(Aim):
Your task is to transcribe the entries below exactly, beginning with the line containing "Read out every word on this page." and ending with the final line, and to add nothing else.

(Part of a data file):
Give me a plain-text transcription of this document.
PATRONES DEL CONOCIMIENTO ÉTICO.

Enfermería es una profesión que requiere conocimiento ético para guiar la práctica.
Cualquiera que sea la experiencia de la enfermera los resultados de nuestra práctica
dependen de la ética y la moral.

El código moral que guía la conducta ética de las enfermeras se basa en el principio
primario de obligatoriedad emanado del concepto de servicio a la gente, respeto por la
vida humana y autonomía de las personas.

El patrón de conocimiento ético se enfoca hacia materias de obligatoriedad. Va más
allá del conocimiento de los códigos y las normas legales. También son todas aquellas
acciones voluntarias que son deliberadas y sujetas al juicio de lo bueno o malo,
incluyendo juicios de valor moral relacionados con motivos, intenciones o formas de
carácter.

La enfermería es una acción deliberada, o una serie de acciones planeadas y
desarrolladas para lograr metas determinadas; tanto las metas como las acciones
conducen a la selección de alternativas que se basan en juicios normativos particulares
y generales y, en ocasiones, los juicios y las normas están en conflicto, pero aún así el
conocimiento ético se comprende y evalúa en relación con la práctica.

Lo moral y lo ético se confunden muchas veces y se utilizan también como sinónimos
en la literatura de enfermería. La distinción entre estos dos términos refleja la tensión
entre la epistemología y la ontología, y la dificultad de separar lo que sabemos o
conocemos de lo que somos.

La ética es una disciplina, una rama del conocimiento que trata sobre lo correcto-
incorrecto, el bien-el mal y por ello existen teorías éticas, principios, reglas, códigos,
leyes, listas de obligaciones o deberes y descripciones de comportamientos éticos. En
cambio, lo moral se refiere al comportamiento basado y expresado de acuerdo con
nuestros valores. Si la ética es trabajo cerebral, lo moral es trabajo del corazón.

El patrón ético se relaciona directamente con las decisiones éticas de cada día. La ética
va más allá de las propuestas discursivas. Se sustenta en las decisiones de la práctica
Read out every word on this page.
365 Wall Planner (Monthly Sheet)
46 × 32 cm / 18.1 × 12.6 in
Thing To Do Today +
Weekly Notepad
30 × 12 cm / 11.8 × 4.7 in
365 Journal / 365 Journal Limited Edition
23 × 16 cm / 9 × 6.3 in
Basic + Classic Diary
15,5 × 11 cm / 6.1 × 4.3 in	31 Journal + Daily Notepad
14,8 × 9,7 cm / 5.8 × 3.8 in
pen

(Reply):
Read out every word on this page.
365 Wall Planner (Monthly Sheet)
46 × 32 cm / 18.1 × 12.6 in
Thing To Do Today +
Weekly Notepad
30 × 12 cm / 11.8 × 4.7 in
365 Journal / 365 Journal Limited Edition
23 × 16 cm / 9 × 6.3 in
Basic + Classic Diary
15,5 × 11 cm / 6.1 × 4.3 in	31 Journal + Daily Notepad
14,8 × 9,7 cm / 5.8 × 3.8 in
pen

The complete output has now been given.